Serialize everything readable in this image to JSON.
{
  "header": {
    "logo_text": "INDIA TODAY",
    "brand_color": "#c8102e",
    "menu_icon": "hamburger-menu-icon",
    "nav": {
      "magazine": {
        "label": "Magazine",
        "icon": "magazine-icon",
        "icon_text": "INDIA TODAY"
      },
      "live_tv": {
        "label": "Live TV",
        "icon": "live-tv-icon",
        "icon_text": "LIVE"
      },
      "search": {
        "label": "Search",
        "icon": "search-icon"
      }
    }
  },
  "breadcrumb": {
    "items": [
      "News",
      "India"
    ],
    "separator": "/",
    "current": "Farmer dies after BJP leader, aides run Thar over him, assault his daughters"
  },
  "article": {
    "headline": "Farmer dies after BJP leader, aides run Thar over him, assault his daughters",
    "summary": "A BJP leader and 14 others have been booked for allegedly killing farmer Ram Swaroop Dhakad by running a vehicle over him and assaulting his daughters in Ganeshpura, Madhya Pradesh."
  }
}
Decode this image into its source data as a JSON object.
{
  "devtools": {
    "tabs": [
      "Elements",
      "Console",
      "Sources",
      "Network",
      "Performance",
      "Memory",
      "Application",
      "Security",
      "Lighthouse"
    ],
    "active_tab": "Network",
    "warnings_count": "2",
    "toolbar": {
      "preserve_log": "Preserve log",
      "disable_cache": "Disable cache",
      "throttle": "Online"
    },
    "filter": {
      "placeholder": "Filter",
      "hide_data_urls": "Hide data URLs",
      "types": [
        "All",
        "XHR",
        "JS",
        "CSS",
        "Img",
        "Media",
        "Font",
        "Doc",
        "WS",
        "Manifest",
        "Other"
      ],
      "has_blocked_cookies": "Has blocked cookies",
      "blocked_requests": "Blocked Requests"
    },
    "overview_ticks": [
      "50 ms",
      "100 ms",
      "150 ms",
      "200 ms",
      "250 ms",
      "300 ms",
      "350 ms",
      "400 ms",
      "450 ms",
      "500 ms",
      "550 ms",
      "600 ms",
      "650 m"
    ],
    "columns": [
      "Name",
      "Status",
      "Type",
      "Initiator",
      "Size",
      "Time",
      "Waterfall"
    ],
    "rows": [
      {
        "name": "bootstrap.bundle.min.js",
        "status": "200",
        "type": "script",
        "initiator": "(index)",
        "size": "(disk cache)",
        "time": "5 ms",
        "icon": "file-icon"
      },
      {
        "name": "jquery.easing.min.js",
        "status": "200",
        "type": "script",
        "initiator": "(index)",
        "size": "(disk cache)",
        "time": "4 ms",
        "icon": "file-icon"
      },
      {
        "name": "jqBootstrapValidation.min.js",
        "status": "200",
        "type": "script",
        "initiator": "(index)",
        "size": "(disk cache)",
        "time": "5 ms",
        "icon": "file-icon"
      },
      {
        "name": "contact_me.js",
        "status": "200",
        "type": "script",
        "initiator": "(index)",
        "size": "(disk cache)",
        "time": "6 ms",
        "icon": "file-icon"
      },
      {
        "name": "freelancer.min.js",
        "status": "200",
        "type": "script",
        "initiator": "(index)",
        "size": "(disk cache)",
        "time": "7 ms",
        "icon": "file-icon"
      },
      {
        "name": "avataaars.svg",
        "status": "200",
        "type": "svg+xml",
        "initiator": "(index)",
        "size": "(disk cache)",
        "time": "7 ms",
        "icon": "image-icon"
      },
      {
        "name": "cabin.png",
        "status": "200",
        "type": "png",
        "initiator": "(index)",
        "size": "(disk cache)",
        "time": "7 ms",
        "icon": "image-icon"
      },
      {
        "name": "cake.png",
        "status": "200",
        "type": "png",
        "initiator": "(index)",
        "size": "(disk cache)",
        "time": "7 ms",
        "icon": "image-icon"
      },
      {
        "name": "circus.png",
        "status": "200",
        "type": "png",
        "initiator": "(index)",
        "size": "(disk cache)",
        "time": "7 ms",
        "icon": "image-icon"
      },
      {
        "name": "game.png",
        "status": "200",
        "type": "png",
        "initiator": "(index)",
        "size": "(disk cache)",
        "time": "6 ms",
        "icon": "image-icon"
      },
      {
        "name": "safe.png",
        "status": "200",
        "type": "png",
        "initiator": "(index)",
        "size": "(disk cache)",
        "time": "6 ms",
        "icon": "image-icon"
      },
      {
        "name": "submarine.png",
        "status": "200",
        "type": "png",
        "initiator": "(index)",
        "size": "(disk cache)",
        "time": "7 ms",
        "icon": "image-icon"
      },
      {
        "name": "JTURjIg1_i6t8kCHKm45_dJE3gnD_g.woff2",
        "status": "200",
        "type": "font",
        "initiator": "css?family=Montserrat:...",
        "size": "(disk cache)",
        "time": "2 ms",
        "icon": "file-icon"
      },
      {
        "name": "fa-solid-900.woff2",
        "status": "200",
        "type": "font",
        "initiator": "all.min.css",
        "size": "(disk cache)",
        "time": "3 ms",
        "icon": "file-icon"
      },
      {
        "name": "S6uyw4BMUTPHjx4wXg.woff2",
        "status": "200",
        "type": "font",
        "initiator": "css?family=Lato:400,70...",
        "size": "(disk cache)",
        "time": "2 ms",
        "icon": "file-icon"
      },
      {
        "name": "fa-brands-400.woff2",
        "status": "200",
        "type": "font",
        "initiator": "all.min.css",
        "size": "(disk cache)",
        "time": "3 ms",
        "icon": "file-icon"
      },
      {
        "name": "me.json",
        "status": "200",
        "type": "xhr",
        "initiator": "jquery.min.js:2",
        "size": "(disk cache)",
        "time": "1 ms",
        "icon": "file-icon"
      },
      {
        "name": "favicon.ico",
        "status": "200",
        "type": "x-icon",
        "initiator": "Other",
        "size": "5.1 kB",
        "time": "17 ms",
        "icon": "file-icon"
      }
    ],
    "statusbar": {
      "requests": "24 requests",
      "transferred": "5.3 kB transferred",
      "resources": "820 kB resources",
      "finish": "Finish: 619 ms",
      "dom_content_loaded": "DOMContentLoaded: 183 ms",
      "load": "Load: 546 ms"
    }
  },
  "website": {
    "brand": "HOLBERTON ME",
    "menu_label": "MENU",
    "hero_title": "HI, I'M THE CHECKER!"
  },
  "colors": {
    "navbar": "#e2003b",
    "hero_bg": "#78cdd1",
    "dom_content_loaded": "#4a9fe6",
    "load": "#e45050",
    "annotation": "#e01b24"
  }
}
-*-
**Exercise description:**
Find every line of the data that holds the string "jquery", then say how many there are and nothing else.

**Full output:**
2